**What is asked:** Read the records below. Copy each line where the string "durante" occurs.
'''
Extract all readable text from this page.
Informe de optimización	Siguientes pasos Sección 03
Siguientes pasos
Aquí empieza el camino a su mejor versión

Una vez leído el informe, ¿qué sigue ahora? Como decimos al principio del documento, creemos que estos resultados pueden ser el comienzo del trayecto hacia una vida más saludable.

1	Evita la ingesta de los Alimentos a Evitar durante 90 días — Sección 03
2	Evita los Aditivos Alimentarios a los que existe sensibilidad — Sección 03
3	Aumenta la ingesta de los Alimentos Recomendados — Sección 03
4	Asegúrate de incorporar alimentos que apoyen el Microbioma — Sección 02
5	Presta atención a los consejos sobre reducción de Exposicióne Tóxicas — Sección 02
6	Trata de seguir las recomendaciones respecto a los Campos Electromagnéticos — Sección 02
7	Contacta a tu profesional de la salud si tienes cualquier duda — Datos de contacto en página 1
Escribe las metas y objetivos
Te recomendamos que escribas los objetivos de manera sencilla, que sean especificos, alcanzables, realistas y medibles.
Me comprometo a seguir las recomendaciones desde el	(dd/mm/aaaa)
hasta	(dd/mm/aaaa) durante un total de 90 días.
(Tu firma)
'''
**The result:**
1	Evita la ingesta de los Alimentos a Evitar durante 90 días — Sección 03
hasta	(dd/mm/aaaa) durante un total de 90 días.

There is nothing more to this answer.